(GIVEN RECORDS):

● ● ●

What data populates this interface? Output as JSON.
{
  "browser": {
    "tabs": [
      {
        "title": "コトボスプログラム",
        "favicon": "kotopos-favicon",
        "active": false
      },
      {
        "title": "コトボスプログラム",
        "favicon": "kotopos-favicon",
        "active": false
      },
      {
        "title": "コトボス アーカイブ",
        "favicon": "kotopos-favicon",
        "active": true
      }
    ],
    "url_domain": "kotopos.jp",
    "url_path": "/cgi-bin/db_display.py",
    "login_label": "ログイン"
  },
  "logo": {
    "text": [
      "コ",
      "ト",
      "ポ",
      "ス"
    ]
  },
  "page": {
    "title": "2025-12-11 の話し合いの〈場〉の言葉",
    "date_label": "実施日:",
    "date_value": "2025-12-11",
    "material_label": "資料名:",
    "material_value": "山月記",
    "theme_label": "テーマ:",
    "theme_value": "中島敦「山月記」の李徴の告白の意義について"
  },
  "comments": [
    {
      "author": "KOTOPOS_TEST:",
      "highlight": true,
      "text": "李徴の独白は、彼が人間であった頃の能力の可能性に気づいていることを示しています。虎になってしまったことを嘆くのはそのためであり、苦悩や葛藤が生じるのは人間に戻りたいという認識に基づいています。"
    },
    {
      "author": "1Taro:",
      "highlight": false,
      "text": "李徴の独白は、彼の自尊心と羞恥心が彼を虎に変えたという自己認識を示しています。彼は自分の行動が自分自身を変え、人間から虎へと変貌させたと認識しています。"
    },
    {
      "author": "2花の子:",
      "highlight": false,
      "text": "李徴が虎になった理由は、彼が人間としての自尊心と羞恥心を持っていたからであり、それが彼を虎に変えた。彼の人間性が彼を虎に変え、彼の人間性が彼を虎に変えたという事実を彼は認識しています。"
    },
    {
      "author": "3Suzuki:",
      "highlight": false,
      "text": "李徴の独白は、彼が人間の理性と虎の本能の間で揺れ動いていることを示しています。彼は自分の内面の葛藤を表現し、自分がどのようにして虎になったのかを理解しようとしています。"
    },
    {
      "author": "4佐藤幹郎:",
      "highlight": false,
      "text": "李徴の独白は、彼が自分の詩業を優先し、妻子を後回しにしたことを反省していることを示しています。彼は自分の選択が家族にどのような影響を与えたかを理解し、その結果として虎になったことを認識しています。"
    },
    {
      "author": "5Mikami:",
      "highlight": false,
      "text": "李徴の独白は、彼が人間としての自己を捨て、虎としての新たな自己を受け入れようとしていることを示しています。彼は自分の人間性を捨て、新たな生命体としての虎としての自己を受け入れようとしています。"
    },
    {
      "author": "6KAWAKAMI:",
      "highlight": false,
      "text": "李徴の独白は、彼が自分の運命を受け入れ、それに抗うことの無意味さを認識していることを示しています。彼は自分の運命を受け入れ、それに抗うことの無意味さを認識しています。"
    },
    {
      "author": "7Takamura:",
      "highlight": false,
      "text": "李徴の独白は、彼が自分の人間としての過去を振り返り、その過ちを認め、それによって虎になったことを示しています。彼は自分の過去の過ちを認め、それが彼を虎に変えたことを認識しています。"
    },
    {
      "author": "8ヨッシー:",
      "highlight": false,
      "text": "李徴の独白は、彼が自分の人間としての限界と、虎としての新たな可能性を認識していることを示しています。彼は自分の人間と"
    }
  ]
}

● ● ●

Select every line in the records above that contains the word "text".

(RESULT OF THE TASK):
    "text": [
      "text": "李徴の独白は、彼が人間であった頃の能力の可能性に気づいていることを示しています。虎になってしまったことを嘆くのはそのためであり、苦悩や葛藤が生じるのは人間に戻りたいという認識に基づいています。"
      "text": "李徴の独白は、彼の自尊心と羞恥心が彼を虎に変えたという自己認識を示しています。彼は自分の行動が自分自身を変え、人間から虎へと変貌させたと認識しています。"
      "text": "李徴が虎になった理由は、彼が人間としての自尊心と羞恥心を持っていたからであり、それが彼を虎に変えた。彼の人間性が彼を虎に変え、彼の人間性が彼を虎に変えたという事実を彼は認識しています。"
      "text": "李徴の独白は、彼が人間の理性と虎の本能の間で揺れ動いていることを示しています。彼は自分の内面の葛藤を表現し、自分がどのようにして虎になったのかを理解しようとしています。"
      "text": "李徴の独白は、彼が自分の詩業を優先し、妻子を後回しにしたことを反省していることを示しています。彼は自分の選択が家族にどのような影響を与えたかを理解し、その結果として虎になったことを認識しています。"
      "text": "李徴の独白は、彼が人間としての自己を捨て、虎としての新たな自己を受け入れようとしていることを示しています。彼は自分の人間性を捨て、新たな生命体としての虎としての自己を受け入れようとしています。"
      "text": "李徴の独白は、彼が自分の運命を受け入れ、それに抗うことの無意味さを認識していることを示しています。彼は自分の運命を受け入れ、それに抗うことの無意味さを認識しています。"
      "text": "李徴の独白は、彼が自分の人間としての過去を振り返り、その過ちを認め、それによって虎になったことを示しています。彼は自分の過去の過ちを認め、それが彼を虎に変えたことを認識しています。"
      "text": "李徴の独白は、彼が自分の人間としての限界と、虎としての新たな可能性を認識していることを示しています。彼は自分の人間と"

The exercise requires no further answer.